Instruction:
Pull out from the material below all lines with "options".

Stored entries
━━━━

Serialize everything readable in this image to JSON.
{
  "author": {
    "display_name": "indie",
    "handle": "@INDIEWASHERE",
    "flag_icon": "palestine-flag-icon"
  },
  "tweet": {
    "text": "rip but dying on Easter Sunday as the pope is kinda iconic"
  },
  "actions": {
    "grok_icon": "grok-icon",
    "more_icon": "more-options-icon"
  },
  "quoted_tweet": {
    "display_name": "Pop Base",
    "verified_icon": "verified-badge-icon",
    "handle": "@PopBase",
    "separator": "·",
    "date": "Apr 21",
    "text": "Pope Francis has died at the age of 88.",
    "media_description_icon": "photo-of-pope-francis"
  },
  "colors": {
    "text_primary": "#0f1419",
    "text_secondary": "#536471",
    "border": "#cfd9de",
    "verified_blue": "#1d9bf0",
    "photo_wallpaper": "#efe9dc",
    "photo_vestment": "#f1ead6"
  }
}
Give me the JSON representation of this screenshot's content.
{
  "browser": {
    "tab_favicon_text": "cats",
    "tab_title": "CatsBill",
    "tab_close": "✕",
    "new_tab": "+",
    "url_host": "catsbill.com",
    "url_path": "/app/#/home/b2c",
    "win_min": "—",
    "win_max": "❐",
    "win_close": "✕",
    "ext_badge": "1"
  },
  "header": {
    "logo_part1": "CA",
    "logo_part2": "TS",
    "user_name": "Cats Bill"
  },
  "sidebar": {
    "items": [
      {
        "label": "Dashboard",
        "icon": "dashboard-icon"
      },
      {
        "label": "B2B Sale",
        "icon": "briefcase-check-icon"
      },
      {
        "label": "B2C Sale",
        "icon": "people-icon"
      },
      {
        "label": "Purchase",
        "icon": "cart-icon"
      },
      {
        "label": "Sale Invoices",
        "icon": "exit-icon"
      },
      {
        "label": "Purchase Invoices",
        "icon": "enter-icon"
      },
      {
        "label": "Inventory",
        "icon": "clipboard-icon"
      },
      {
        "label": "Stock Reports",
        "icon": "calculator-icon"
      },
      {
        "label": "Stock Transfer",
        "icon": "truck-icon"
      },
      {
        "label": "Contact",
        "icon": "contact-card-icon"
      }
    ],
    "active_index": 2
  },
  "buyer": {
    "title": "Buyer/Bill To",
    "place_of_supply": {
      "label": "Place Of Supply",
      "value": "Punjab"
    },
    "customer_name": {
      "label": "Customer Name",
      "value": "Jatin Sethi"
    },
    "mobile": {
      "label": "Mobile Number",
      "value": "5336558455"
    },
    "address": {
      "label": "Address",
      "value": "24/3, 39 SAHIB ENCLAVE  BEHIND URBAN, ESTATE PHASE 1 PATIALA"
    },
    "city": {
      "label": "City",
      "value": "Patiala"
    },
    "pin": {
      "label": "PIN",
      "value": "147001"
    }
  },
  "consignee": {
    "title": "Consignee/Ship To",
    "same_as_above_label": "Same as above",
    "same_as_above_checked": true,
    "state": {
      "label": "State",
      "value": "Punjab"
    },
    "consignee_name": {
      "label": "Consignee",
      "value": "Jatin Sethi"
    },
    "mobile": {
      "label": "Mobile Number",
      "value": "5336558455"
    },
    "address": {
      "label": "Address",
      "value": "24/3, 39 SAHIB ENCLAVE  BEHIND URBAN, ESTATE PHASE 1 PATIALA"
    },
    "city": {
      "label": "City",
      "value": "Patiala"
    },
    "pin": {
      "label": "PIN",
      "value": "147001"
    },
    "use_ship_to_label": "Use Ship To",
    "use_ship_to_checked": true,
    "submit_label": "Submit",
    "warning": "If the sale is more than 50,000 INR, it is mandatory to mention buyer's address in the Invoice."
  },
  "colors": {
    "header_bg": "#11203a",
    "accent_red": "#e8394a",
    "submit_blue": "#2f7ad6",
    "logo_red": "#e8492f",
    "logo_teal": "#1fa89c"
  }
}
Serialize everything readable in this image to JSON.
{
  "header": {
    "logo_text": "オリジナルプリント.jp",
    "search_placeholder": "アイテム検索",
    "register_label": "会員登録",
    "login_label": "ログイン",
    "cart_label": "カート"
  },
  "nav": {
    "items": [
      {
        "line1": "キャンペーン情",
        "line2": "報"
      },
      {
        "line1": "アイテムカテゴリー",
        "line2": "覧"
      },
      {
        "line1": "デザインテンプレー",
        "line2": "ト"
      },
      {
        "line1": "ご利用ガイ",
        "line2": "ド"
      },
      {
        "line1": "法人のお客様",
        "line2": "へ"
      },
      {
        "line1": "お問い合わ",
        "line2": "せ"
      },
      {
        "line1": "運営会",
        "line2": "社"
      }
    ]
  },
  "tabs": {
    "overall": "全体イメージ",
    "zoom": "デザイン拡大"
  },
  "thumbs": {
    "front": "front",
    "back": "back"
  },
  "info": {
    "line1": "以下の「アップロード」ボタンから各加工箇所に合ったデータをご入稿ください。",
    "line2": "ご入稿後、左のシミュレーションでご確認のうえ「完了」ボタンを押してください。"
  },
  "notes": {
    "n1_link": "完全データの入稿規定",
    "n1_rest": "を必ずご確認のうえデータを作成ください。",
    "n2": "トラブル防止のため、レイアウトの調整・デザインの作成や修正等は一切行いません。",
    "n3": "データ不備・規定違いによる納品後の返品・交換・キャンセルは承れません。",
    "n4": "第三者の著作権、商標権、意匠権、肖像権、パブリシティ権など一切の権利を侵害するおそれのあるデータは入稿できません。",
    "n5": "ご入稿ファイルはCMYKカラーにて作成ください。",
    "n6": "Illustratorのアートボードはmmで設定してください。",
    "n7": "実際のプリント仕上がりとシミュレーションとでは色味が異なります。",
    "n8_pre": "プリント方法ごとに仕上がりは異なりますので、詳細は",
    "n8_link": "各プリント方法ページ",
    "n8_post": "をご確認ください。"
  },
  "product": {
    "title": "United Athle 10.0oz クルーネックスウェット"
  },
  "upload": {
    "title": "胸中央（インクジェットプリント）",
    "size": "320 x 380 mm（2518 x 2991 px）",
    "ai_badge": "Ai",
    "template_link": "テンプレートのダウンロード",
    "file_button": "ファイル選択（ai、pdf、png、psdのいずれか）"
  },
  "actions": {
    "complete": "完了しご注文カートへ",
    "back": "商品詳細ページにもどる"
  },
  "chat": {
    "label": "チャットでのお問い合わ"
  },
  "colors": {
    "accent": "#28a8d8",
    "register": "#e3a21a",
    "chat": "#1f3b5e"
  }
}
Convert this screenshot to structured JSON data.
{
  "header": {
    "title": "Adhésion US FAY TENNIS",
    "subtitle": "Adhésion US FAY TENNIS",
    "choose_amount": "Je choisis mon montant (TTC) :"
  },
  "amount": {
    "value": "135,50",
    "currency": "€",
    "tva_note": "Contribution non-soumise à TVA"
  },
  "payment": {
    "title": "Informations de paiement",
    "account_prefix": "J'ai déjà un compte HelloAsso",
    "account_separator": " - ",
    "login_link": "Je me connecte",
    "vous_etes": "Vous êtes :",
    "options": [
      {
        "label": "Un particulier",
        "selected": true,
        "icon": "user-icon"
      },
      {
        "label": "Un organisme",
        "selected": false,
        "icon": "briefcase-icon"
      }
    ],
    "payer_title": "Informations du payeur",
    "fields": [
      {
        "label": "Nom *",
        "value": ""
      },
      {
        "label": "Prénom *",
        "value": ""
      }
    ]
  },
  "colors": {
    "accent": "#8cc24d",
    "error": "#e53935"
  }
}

━━━━

Exercise output:
    "more_icon": "more-options-icon"
    "options": [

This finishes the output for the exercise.